**AIM OF THE TASK**: Extract, from the listing that follows, each line containing the word "Sanctuary".
* Start *
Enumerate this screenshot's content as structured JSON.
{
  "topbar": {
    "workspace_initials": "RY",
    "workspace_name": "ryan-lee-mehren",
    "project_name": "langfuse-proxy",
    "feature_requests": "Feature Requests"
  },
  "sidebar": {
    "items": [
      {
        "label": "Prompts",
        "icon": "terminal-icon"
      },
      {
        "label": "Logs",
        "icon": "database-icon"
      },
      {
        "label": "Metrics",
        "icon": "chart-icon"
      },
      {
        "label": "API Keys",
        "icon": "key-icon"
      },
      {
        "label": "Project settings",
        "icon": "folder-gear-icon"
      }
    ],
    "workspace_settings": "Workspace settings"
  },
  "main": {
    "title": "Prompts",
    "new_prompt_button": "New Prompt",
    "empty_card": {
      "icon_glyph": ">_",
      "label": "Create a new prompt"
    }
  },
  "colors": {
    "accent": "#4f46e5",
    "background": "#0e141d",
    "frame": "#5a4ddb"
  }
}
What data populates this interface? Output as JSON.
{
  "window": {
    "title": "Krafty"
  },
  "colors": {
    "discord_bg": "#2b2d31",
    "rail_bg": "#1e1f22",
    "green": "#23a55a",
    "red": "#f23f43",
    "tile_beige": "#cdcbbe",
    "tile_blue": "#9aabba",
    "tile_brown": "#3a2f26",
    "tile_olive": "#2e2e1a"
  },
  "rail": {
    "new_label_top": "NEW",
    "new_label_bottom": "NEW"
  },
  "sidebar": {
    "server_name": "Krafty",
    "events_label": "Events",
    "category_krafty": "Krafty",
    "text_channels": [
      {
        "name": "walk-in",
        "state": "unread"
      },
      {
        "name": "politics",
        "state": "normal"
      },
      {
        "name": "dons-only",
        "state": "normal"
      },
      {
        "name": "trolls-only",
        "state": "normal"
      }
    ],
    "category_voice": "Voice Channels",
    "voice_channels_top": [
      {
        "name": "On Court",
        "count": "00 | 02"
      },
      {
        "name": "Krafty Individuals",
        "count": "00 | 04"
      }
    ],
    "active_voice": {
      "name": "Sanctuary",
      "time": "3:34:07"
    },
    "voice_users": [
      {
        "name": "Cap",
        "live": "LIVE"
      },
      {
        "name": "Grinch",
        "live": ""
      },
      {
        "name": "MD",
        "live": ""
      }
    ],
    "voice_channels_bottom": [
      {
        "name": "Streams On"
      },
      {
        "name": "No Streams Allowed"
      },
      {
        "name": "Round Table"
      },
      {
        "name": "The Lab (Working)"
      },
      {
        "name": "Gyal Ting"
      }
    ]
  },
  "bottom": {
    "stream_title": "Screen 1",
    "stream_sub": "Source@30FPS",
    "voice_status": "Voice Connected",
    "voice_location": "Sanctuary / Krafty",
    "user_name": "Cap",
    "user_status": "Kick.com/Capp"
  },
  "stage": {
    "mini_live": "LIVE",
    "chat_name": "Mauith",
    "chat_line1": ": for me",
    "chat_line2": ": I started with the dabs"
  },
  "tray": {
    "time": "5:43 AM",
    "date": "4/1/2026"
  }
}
* End *
**CORRECT RESULT**:
      "name": "Sanctuary",
    "voice_location": "Sanctuary / Krafty",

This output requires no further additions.